_WRITTEN REQUEST:_
Put the stretch of lines below from the one containing "clear-completed-button[interactable]: Clear Completed" through the one containing "trash-icon <box>1166 329 1178 341</box>" into a Markdown table with the columns Row and Line. Number each row and leave out blank lines.

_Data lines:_
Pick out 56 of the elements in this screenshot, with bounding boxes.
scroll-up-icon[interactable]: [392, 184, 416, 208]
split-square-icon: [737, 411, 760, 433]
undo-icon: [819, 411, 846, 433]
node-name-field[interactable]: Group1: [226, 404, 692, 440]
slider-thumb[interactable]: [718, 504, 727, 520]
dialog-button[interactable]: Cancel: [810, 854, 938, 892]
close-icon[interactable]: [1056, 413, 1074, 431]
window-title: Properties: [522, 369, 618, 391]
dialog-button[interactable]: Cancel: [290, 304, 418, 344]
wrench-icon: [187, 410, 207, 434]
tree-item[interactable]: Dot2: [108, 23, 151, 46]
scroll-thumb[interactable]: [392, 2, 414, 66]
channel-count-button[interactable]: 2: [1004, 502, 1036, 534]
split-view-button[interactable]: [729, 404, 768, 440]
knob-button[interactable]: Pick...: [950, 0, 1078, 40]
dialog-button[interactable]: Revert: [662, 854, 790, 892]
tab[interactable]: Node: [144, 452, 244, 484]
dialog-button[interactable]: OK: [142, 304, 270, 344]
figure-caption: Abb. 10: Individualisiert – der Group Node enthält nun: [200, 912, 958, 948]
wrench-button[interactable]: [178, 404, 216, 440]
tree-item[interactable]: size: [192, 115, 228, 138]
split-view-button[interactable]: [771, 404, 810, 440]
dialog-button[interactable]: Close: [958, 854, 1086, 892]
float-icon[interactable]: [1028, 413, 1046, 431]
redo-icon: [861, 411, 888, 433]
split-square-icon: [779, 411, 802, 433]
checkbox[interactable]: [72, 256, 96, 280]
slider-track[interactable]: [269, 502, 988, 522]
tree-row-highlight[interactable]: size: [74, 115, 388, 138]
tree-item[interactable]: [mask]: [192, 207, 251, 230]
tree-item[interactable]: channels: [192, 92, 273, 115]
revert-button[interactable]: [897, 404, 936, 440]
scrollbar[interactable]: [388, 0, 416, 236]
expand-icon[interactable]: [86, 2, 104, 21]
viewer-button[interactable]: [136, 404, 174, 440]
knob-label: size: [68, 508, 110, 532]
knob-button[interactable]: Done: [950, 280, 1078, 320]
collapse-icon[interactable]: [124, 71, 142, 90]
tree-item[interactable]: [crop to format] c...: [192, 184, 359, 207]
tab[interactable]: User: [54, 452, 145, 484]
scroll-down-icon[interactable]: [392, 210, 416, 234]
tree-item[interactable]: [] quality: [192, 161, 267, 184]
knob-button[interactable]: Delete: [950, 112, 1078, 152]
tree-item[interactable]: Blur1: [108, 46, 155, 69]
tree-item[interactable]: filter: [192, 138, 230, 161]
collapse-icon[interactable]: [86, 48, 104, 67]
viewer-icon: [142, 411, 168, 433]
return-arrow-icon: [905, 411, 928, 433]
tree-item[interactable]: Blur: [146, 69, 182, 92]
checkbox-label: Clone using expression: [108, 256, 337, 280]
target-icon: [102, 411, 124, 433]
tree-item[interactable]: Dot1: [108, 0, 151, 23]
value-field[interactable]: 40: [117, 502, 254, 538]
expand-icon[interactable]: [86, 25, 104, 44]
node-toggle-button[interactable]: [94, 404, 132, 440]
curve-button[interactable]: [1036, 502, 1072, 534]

==

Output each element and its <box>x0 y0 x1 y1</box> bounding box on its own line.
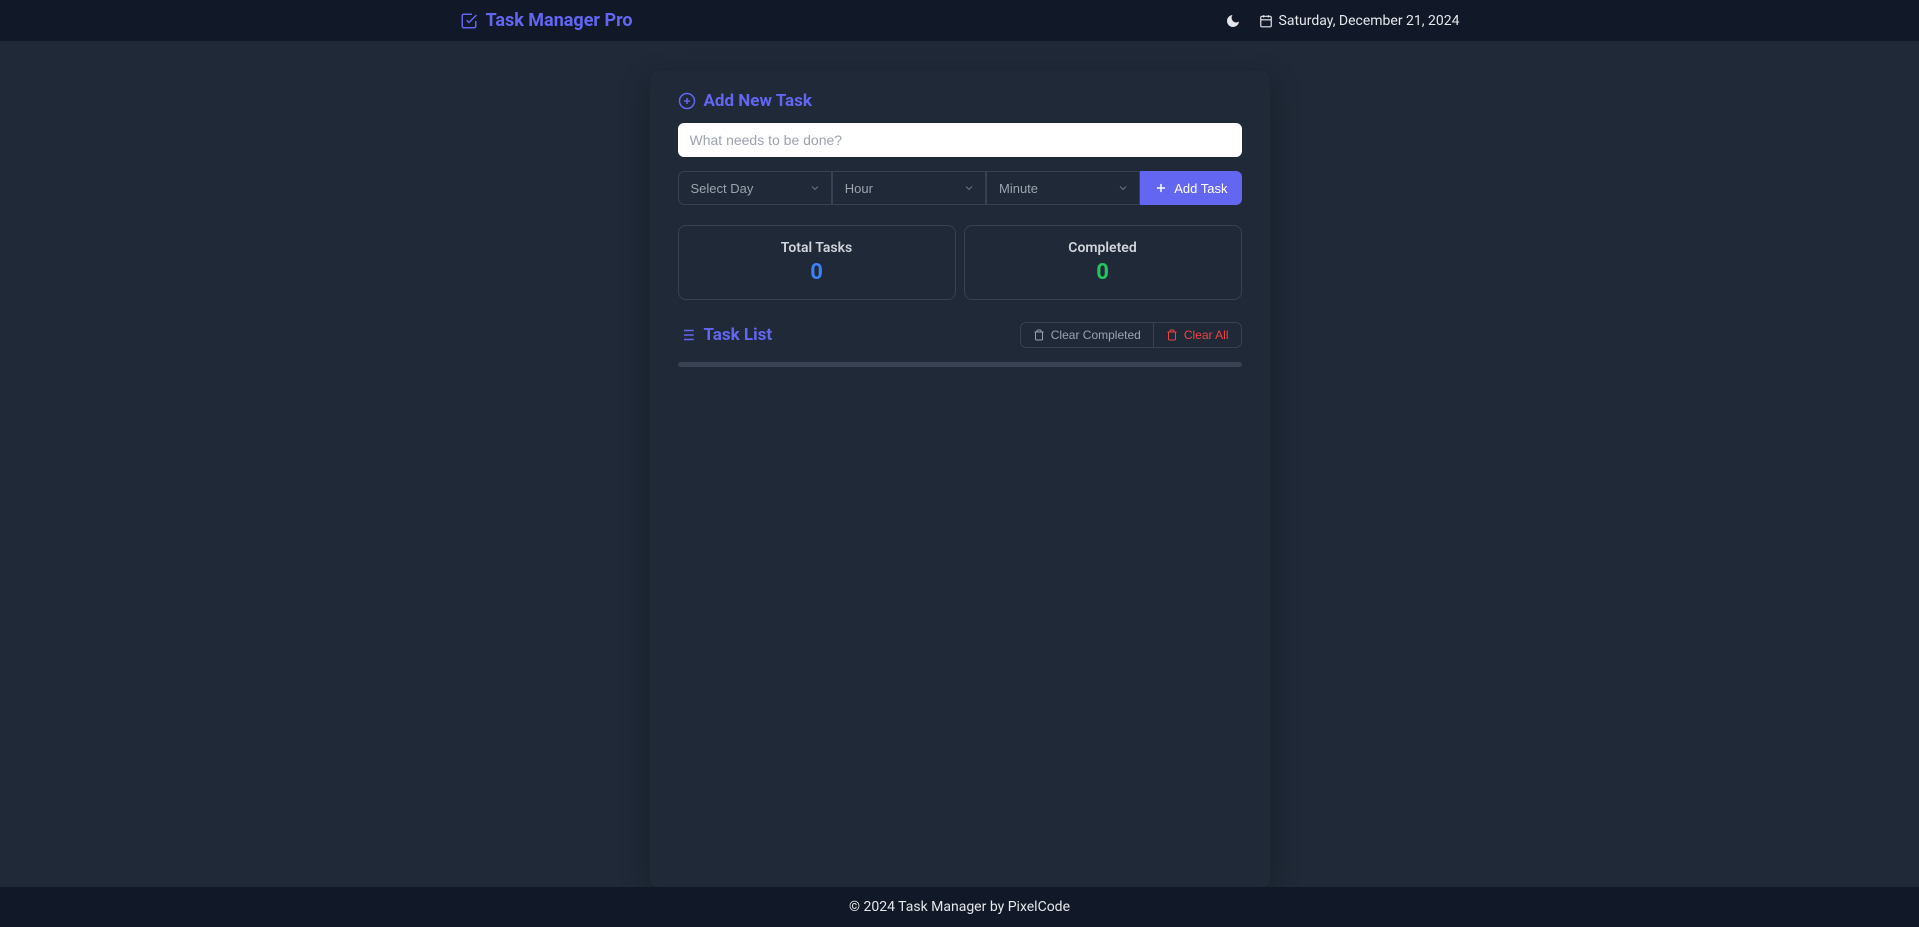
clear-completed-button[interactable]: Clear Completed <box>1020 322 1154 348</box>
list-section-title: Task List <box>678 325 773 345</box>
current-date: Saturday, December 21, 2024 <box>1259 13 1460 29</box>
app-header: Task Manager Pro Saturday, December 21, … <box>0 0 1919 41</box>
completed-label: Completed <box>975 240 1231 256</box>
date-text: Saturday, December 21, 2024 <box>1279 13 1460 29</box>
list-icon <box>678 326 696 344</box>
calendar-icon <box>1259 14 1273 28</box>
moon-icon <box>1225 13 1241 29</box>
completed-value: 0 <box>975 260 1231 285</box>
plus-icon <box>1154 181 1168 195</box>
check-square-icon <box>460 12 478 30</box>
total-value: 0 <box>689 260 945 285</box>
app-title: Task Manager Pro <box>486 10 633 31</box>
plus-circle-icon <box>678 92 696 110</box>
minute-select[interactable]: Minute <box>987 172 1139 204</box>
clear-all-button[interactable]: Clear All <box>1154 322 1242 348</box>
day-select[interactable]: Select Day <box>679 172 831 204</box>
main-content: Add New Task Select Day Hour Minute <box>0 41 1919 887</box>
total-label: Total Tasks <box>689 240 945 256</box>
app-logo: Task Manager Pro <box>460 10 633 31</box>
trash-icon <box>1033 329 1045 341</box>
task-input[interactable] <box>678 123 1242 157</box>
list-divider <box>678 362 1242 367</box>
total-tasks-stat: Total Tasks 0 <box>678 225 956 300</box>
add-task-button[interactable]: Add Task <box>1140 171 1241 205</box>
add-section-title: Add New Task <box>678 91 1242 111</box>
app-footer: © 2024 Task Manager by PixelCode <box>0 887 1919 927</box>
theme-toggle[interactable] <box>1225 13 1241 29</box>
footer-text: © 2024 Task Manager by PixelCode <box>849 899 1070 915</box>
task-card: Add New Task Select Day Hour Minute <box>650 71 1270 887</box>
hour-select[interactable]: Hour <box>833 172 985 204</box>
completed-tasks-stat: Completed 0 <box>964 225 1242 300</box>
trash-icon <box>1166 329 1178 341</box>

_ANSWER TO THE PROBLEM:_
| Row | Line |
|---|---|
| 1 | clear-completed-button[interactable]: Clear Completed <box>1020 322 1154 348</box> |
| 2 | list-section-title: Task List <box>678 325 773 345</box> |
| 3 | current-date: Saturday, December 21, 2024 <box>1259 13 1460 29</box> |
| 4 | app-header: Task Manager Pro Saturday, December 21, … <box>0 0 1919 41</box> |
| 5 | completed-label: Completed <box>975 240 1231 256</box> |
| 6 | date-text: Saturday, December 21, 2024 <box>1279 13 1460 29</box> |
| 7 | list-icon <box>678 326 696 344</box> |
| 8 | calendar-icon <box>1259 14 1273 28</box> |
| 9 | moon-icon <box>1225 13 1241 29</box> |
| 10 | completed-value: 0 <box>975 260 1231 285</box> |
| 11 | plus-icon <box>1154 181 1168 195</box> |
| 12 | check-square-icon <box>460 12 478 30</box> |
| 13 | total-value: 0 <box>689 260 945 285</box> |
| 14 | app-title: Task Manager Pro <box>486 10 633 31</box> |
| 15 | plus-circle-icon <box>678 92 696 110</box> |
| 16 | minute-select[interactable]: Minute <box>987 172 1139 204</box> |
| 17 | clear-all-button[interactable]: Clear All <box>1154 322 1242 348</box> |
| 18 | day-select[interactable]: Select Day <box>679 172 831 204</box> |
| 19 | main-content: Add New Task Select Day Hour Minute <box>0 41 1919 887</box> |
| 20 | total-label: Total Tasks <box>689 240 945 256</box> |
| 21 | app-logo: Task Manager Pro <box>460 10 633 31</box> |
| 22 | trash-icon <box>1033 329 1045 341</box> |
| 23 | task-input[interactable] <box>678 123 1242 157</box> |
| 24 | list-divider <box>678 362 1242 367</box> |
| 25 | total-tasks-stat: Total Tasks 0 <box>678 225 956 300</box> |
| 26 | add-task-button[interactable]: Add Task <box>1140 171 1241 205</box> |
| 27 | add-section-title: Add New Task <box>678 91 1242 111</box> |
| 28 | app-footer: © 2024 Task Manager by PixelCode <box>0 887 1919 927</box> |
| 29 | theme-toggle[interactable] <box>1225 13 1241 29</box> |
| 30 | footer-text: © 2024 Task Manager by PixelCode <box>849 899 1070 915</box> |
| 31 | task-card: Add New Task Select Day Hour Minute <box>650 71 1270 887</box> |
| 32 | hour-select[interactable]: Hour <box>833 172 985 204</box> |
| 33 | completed-tasks-stat: Completed 0 <box>964 225 1242 300</box> |
| 34 | trash-icon <box>1166 329 1178 341</box> |